Extracted data entries:
------------------------------------------------------------------------
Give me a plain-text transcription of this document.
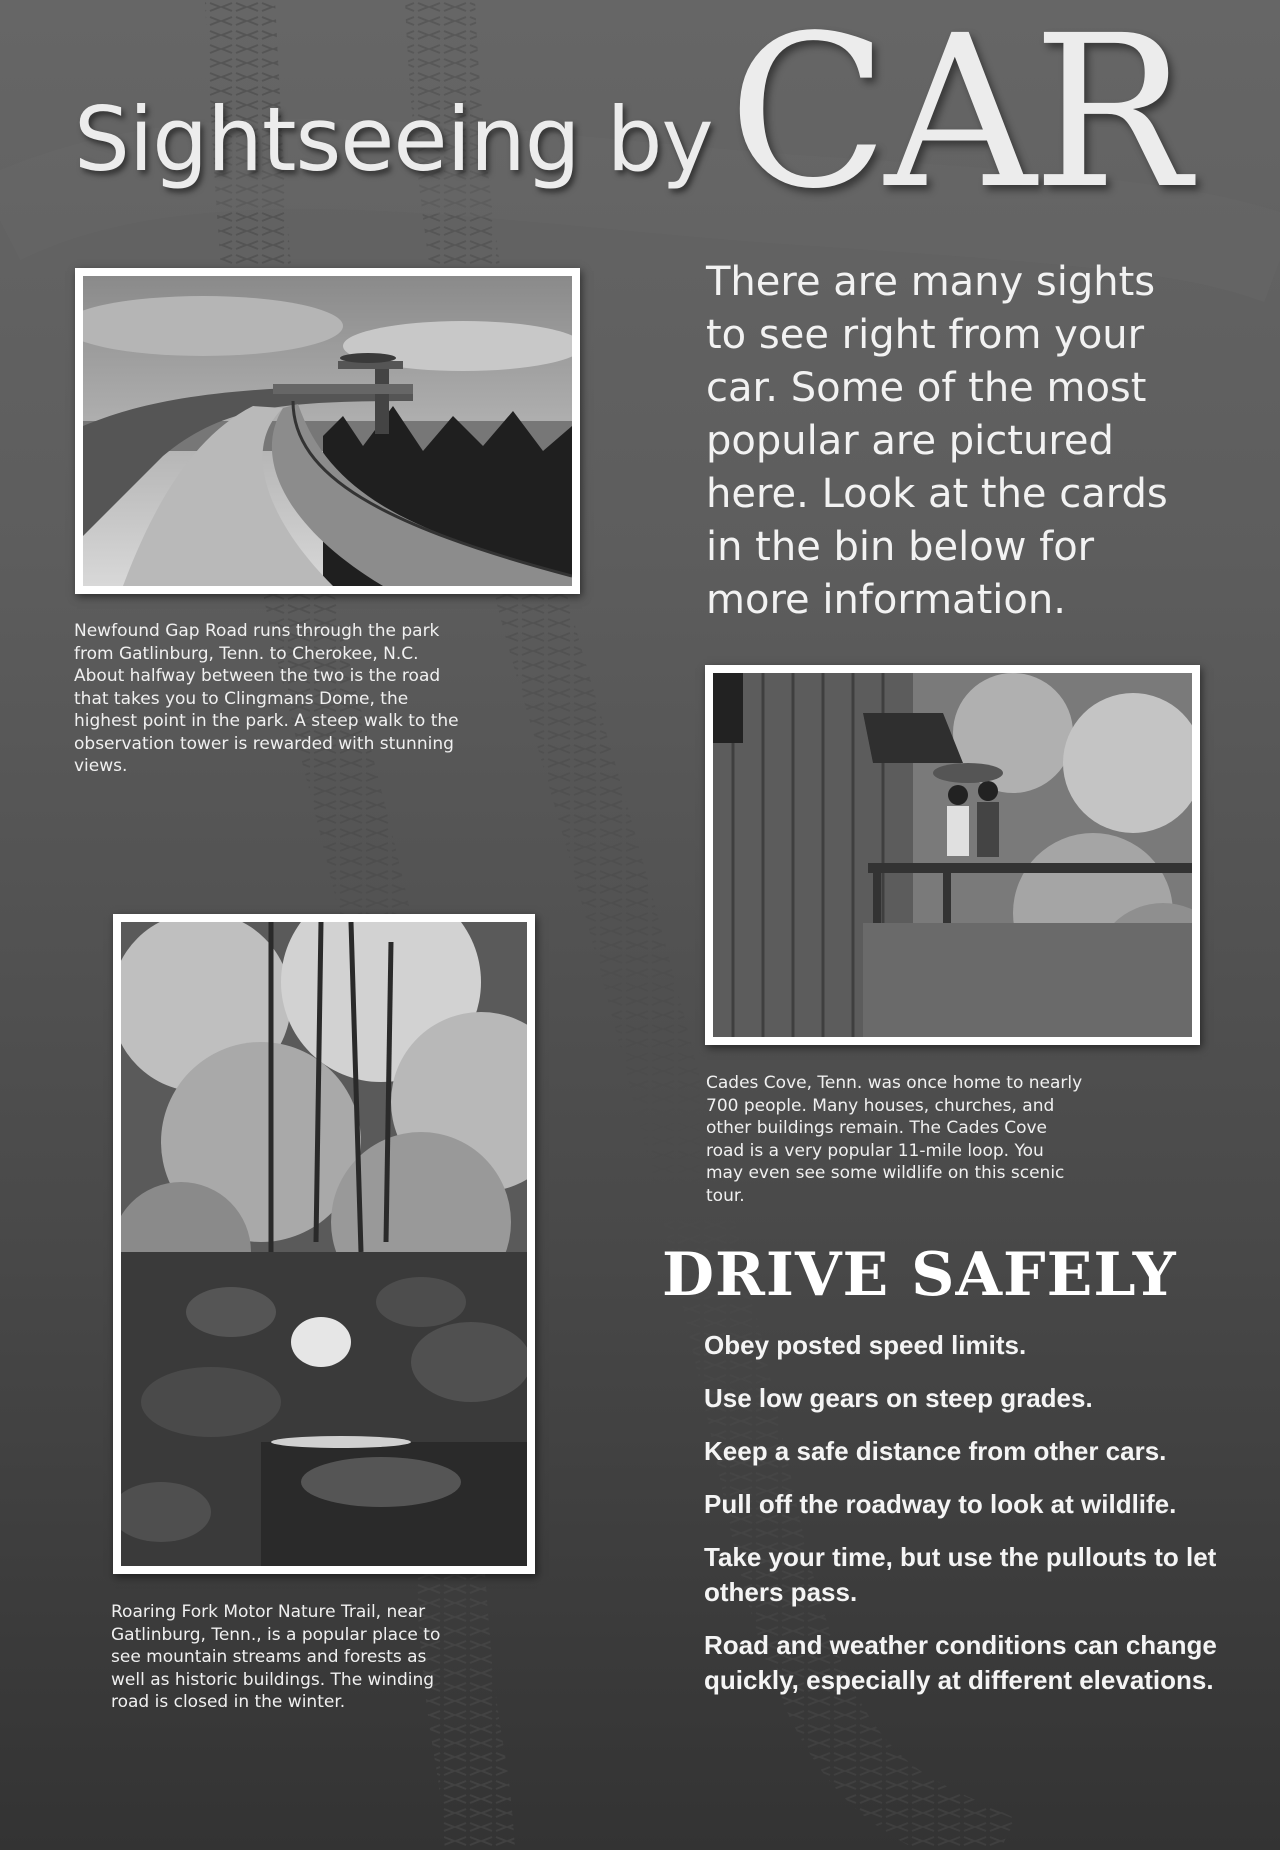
Sightseeing by CAR
There are many sights to see right from your car. Some of the most popular are pictured here. Look at the cards in the bin below for more information.
Newfound Gap Road runs through the park from Gatlinburg, Tenn. to Cherokee, N.C. About halfway between the two is the road that takes you to Clingmans Dome, the highest point in the park. A steep walk to the observation tower is rewarded with stunning views.
Cades Cove, Tenn. was once home to nearly 700 people. Many houses, churches, and other buildings remain. The Cades Cove road is a very popular 11-mile loop. You may even see some wildlife on this scenic tour.
Roaring Fork Motor Nature Trail, near Gatlinburg, Tenn., is a popular place to see mountain streams and forests as well as historic buildings. The winding road is closed in the winter.
DRIVE SAFELY
Obey posted speed limits.
Use low gears on steep grades.
Keep a safe distance from other cars.
Pull off the roadway to look at wildlife.
Take your time, but use the pullouts to let others pass.
Road and weather conditions can change quickly, especially at different elevations.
------------------------------------------------------------------------
Retype every entry verbatim and exclude the pictures from the copy.

EXERCISE SOLUTION:
Give me a plain-text transcription of this document.
Sightseeing by CAR
There are many sights to see right from your car. Some of the most popular are pictured here. Look at the cards in the bin below for more information.
Newfound Gap Road runs through the park from Gatlinburg, Tenn. to Cherokee, N.C. About halfway between the two is the road that takes you to Clingmans Dome, the highest point in the park. A steep walk to the observation tower is rewarded with stunning views.
Cades Cove, Tenn. was once home to nearly 700 people. Many houses, churches, and other buildings remain. The Cades Cove road is a very popular 11-mile loop. You may even see some wildlife on this scenic tour.
Roaring Fork Motor Nature Trail, near Gatlinburg, Tenn., is a popular place to see mountain streams and forests as well as historic buildings. The winding road is closed in the winter.
DRIVE SAFELY
Obey posted speed limits.
Use low gears on steep grades.
Keep a safe distance from other cars.
Pull off the roadway to look at wildlife.
Take your time, but use the pullouts to let others pass.
Road and weather conditions can change quickly, especially at different elevations.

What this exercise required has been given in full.